Required work: Transcribe each of the records below exactly, excluding all pictures.

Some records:
___

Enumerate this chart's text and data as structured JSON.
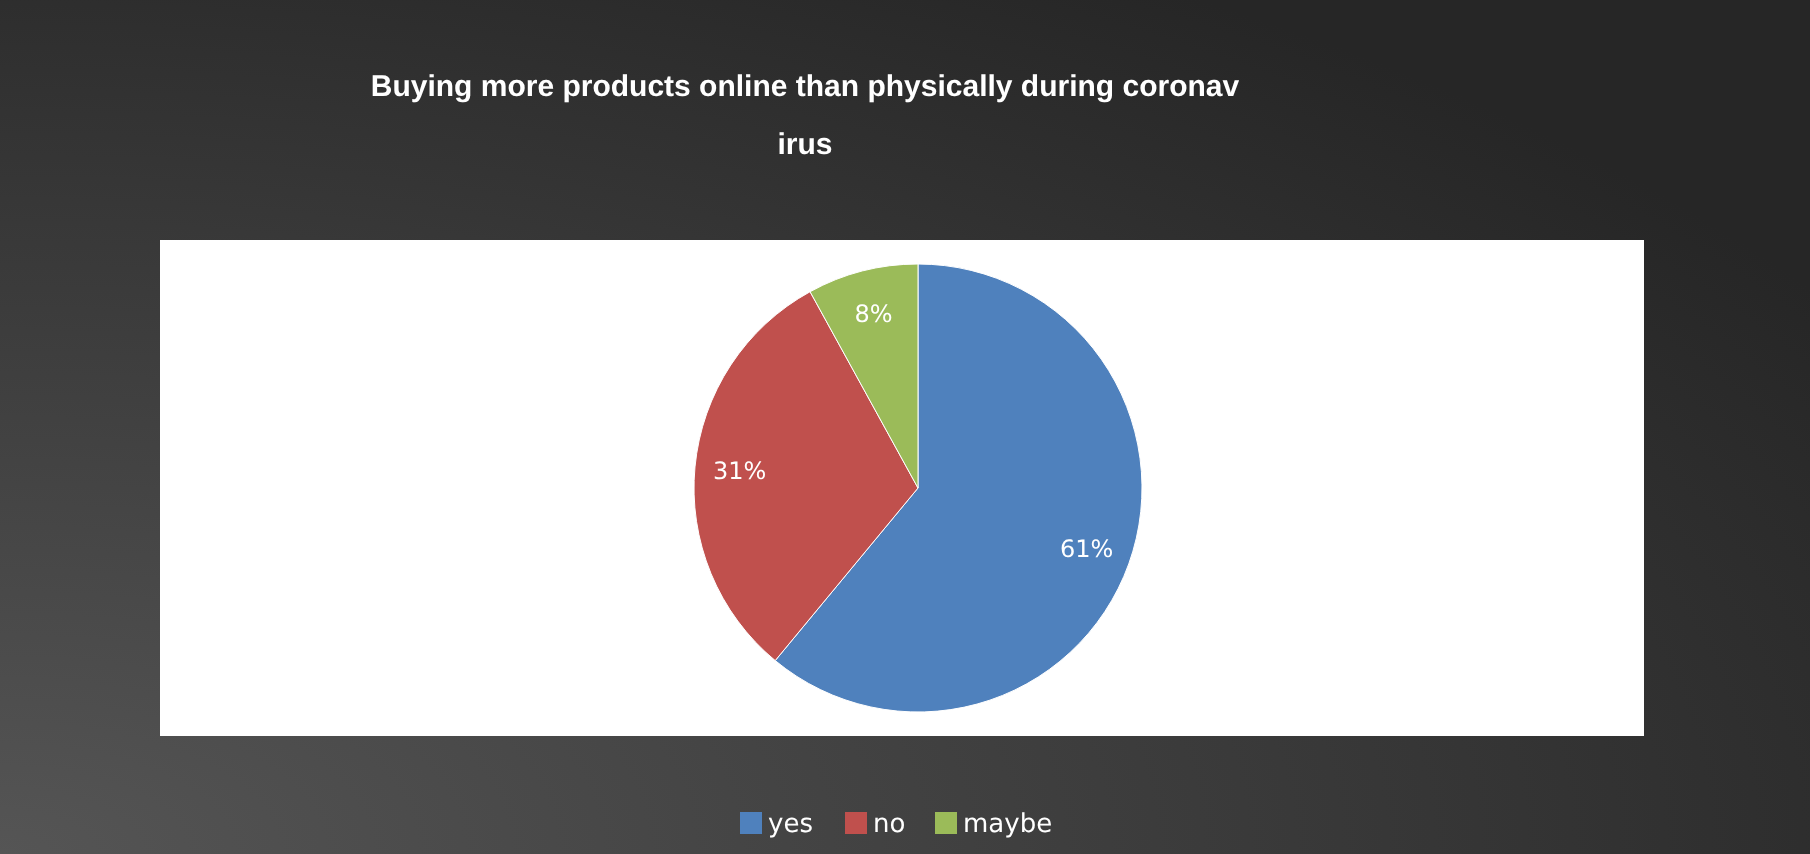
{
  "chart_data": {
    "type": "pie",
    "title": "Buying more products online than physically during coronav\nirus",
    "categories": [
      "yes",
      "no",
      "maybe"
    ],
    "values": [
      61,
      31,
      8
    ],
    "colors": [
      "#4f81bd",
      "#c0504d",
      "#9bbb59"
    ],
    "value_labels": [
      "61%",
      "31%",
      "8%"
    ],
    "legend": "bottom"
  }
}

___

Exercise response:
Enumerate this chart's text and data as structured JSON.
{
  "chart_data": {
    "type": "pie",
    "title": "Buying more products online than physically during coronav\nirus",
    "categories": [
      "yes",
      "no",
      "maybe"
    ],
    "values": [
      61,
      31,
      8
    ],
    "colors": [
      "#4f81bd",
      "#c0504d",
      "#9bbb59"
    ],
    "value_labels": [
      "61%",
      "31%",
      "8%"
    ],
    "legend": "bottom"
  }
}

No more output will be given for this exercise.